SHORT TASK —
Below are the records. List every line holding the word "бегать".

══ DATASET ROWS ══

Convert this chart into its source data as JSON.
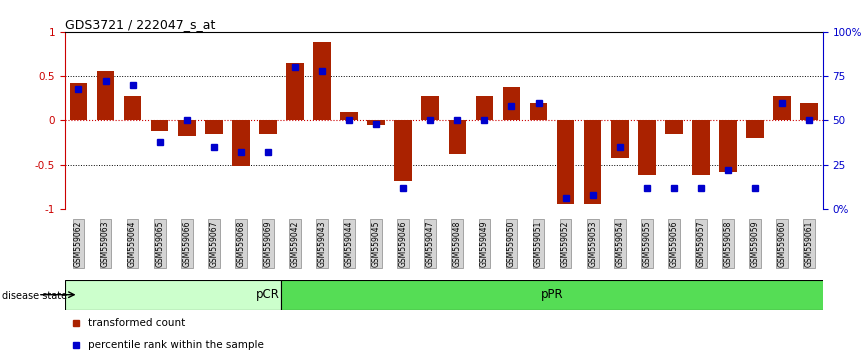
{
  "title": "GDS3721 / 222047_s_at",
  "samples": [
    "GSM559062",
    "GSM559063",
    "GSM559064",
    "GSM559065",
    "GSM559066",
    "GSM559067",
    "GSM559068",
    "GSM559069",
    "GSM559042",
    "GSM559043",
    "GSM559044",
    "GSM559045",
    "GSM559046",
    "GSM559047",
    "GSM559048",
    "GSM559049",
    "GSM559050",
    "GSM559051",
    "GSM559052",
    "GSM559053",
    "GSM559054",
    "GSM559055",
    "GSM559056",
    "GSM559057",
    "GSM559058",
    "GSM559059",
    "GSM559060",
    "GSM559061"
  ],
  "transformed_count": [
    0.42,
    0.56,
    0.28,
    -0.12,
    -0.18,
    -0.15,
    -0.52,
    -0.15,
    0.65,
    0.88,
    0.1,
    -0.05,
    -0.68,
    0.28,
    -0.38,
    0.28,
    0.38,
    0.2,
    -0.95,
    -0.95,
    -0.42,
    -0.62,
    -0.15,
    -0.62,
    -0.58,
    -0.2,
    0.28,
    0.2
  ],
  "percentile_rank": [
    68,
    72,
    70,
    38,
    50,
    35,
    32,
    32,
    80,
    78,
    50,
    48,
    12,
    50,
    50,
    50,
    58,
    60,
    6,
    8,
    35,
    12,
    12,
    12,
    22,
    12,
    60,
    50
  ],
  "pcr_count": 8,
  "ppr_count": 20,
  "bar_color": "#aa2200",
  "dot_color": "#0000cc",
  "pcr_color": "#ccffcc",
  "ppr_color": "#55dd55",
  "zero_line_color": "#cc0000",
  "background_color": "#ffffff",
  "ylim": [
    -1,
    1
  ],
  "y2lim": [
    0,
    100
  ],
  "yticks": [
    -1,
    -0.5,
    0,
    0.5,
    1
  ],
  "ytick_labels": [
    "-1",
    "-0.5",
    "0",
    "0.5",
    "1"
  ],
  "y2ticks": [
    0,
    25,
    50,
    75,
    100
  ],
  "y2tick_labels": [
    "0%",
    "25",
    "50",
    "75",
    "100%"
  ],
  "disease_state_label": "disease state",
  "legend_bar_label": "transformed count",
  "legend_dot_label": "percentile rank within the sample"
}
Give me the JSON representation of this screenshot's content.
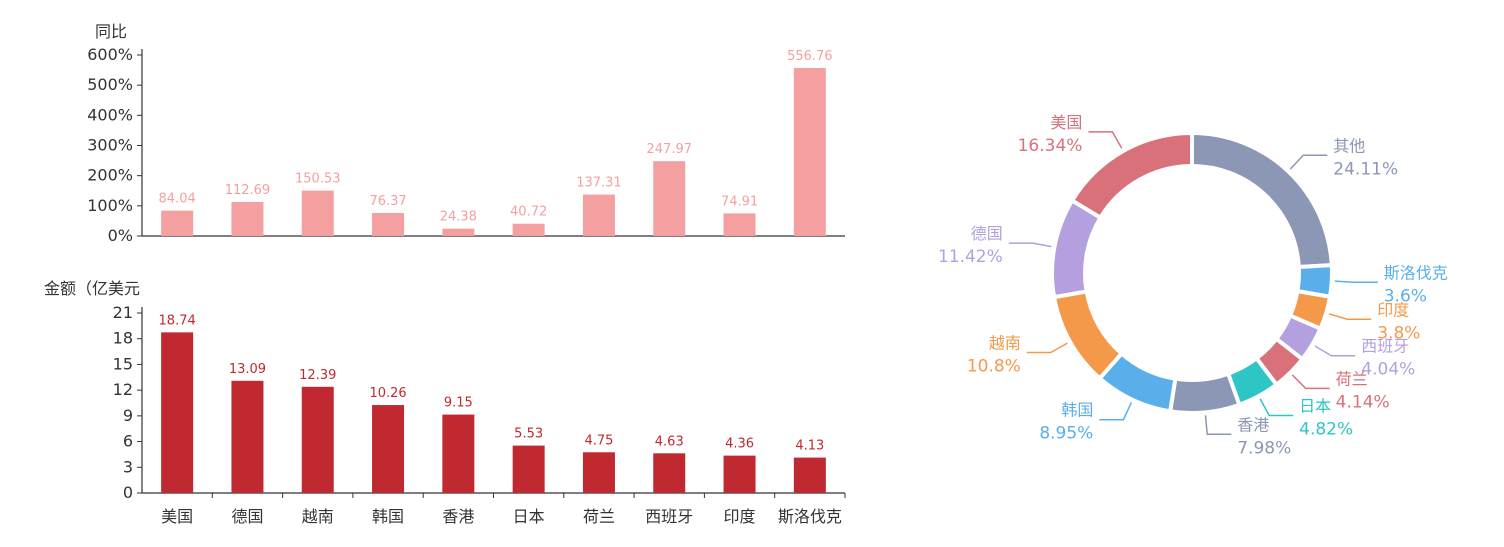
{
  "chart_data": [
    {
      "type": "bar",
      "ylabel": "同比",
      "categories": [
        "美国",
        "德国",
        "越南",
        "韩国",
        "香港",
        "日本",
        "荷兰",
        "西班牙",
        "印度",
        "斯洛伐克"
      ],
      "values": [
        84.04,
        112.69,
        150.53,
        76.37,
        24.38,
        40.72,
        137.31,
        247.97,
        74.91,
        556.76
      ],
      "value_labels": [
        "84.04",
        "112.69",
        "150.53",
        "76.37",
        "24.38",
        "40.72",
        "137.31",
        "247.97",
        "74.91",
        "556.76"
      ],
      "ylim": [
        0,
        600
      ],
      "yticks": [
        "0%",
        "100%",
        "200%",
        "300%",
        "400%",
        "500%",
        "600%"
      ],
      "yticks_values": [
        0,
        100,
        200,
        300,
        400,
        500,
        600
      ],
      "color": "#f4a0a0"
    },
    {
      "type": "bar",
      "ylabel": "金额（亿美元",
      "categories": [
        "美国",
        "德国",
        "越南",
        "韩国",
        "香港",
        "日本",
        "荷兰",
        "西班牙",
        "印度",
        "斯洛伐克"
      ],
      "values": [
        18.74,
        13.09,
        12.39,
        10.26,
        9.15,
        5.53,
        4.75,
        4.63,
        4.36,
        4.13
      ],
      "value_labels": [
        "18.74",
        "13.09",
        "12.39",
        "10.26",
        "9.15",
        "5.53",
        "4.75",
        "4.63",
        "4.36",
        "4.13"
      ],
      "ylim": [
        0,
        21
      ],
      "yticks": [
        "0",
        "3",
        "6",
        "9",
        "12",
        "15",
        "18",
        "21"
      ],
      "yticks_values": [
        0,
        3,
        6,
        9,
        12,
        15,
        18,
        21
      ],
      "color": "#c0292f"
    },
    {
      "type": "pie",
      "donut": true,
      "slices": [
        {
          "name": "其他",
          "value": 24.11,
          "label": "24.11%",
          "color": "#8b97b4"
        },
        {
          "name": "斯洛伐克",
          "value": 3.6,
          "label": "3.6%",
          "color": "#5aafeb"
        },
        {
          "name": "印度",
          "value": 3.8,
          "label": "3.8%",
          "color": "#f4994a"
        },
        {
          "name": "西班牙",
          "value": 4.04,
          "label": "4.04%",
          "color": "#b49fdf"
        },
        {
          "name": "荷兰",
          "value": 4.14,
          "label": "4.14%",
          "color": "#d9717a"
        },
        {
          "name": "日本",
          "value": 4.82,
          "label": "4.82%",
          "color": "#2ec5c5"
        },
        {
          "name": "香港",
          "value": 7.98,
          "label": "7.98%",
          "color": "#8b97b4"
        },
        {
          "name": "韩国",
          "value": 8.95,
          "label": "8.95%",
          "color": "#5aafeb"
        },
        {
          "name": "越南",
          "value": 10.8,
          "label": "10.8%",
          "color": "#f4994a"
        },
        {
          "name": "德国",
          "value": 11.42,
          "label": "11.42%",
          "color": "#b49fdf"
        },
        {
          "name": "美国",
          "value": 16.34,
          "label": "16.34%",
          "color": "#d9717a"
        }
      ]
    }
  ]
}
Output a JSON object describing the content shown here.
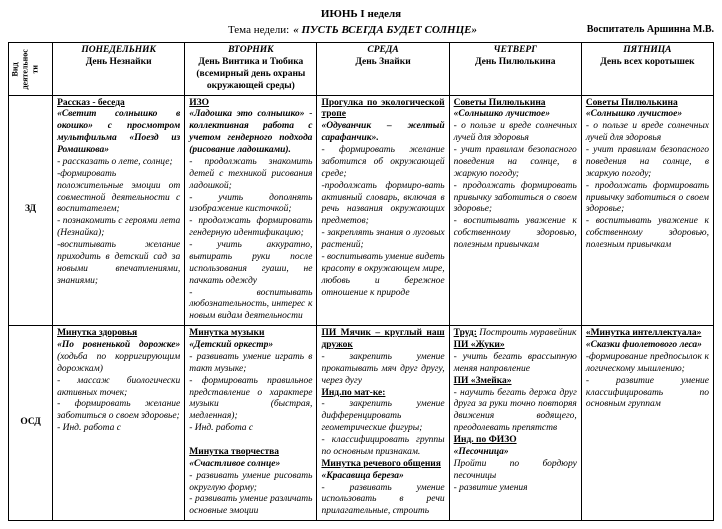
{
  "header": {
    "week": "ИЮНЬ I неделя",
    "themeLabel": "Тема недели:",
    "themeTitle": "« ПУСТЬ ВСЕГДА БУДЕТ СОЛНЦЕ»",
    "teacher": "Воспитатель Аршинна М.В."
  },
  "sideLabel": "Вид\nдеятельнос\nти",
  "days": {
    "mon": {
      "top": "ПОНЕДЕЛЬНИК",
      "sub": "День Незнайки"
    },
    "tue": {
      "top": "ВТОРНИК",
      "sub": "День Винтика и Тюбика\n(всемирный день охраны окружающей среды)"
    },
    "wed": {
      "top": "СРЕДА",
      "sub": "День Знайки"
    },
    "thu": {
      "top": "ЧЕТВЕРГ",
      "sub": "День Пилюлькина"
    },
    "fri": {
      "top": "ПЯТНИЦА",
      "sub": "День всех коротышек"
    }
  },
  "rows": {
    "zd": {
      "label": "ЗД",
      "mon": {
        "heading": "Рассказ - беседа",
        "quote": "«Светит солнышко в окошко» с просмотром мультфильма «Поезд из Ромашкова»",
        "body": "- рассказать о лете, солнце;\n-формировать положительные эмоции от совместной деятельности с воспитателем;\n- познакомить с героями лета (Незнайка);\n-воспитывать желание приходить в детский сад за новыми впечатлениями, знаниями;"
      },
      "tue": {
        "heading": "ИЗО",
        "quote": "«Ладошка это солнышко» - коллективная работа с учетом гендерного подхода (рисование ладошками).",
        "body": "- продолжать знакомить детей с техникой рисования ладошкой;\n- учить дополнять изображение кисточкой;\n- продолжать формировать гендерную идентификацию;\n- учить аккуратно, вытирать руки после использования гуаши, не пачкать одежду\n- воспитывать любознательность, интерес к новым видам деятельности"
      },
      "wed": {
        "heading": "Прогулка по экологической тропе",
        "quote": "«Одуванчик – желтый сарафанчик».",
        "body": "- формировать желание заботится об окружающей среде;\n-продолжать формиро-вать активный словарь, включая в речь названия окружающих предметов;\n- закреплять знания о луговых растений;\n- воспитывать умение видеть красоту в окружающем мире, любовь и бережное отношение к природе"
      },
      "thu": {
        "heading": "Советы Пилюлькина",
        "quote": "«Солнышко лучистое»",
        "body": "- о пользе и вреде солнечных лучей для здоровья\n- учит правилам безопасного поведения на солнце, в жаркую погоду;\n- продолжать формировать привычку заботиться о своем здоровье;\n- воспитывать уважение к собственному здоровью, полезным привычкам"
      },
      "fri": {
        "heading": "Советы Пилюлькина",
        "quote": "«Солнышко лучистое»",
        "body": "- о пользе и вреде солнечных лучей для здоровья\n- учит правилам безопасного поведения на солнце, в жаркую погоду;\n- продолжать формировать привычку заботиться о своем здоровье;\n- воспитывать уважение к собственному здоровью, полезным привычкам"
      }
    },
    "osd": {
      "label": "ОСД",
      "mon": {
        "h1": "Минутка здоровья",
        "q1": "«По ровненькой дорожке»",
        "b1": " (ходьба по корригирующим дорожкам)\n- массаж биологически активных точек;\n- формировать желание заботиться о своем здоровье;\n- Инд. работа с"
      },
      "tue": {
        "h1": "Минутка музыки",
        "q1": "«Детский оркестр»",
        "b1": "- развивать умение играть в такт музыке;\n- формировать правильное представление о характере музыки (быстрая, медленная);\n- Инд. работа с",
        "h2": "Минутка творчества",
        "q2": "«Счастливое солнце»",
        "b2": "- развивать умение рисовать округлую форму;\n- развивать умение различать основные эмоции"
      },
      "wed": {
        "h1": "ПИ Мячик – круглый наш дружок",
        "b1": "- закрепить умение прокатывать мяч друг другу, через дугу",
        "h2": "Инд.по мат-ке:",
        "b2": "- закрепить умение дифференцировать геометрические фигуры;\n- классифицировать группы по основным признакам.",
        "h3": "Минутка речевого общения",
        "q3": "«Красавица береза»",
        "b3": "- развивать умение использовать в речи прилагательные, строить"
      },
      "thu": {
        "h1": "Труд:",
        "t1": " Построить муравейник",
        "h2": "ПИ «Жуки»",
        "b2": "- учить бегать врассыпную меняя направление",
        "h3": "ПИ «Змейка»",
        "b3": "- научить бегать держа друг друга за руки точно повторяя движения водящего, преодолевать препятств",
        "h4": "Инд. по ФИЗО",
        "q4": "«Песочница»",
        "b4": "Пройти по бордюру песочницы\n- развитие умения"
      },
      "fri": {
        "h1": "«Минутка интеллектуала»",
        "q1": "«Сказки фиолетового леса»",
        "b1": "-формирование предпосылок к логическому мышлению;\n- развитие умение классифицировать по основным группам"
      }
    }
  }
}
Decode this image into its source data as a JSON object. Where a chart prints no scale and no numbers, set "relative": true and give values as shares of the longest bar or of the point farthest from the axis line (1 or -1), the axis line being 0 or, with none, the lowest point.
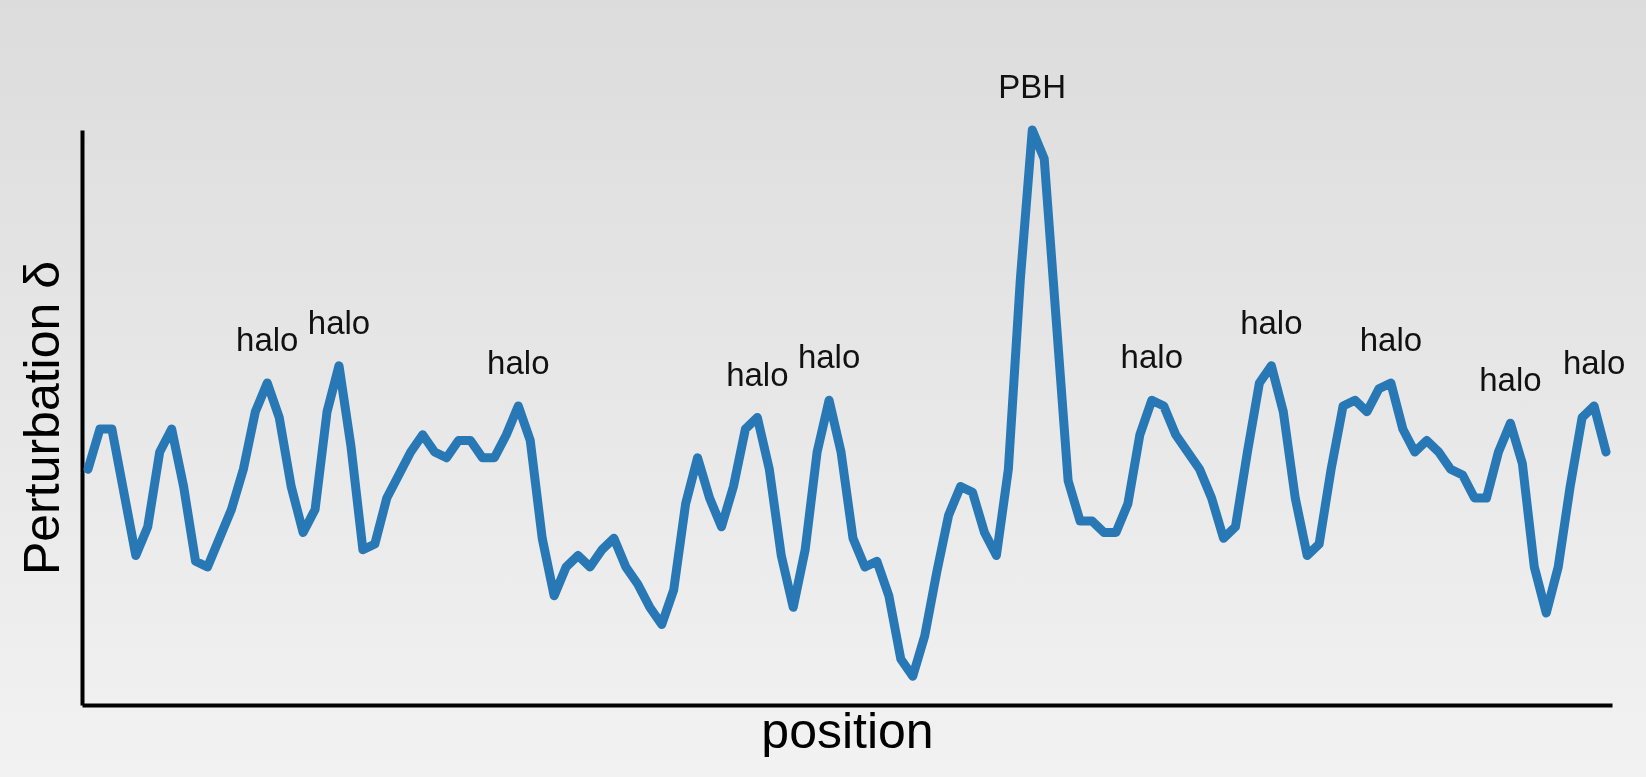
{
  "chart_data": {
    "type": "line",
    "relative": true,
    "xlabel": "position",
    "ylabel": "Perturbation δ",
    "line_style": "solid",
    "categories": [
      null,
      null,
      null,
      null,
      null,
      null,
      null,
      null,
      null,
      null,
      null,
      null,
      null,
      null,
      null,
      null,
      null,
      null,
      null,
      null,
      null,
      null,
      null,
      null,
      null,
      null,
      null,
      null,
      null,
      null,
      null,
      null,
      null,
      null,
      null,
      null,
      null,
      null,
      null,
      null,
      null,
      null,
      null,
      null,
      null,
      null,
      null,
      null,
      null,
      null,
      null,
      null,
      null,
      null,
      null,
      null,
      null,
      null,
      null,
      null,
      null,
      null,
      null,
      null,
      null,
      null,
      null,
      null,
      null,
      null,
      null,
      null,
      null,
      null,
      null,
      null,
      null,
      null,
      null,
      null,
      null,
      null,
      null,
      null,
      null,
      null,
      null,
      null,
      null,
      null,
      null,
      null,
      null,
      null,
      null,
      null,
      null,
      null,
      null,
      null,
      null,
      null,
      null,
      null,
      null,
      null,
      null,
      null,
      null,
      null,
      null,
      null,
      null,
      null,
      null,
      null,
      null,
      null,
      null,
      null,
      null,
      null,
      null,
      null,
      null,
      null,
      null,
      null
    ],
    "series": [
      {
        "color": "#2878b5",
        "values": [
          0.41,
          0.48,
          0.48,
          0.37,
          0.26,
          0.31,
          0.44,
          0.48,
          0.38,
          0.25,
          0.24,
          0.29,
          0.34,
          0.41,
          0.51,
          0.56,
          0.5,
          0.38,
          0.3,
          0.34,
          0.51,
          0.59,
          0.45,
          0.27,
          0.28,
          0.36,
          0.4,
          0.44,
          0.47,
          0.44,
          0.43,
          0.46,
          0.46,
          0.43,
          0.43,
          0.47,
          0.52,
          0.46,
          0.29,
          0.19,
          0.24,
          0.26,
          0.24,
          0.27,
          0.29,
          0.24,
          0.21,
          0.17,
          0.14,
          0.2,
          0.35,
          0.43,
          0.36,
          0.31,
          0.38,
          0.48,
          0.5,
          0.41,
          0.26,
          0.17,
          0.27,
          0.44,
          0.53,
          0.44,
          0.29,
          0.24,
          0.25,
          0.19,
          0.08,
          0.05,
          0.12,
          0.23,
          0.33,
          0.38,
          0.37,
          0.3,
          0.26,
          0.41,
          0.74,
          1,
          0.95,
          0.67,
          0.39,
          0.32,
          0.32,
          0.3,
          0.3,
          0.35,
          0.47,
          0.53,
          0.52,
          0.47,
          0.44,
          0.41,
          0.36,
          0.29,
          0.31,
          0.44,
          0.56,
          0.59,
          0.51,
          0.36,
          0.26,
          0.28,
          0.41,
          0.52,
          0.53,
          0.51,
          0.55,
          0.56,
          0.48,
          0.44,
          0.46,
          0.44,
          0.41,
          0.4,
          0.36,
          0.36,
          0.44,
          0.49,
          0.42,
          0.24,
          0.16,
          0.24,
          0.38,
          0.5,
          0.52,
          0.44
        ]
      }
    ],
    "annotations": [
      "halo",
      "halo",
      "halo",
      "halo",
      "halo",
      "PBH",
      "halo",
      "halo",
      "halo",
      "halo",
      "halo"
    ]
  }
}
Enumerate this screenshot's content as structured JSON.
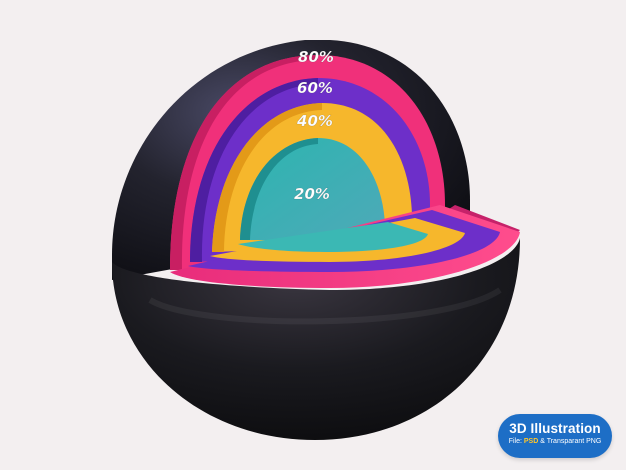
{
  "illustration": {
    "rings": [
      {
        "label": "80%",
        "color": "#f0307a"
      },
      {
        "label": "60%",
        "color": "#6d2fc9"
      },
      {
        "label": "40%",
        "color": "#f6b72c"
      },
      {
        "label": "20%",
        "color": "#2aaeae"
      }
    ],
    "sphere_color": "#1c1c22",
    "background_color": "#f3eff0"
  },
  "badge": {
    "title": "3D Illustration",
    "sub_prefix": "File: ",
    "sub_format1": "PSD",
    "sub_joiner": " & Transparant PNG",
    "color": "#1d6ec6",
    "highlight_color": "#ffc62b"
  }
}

═══

PROBLEM SOLUTION —
        "b2": "- учить бегать врассыпную меняя направление",
        "b3": "- научить бегать держа друг друга за руки точно повторяя движения водящего, преодолевать препятств",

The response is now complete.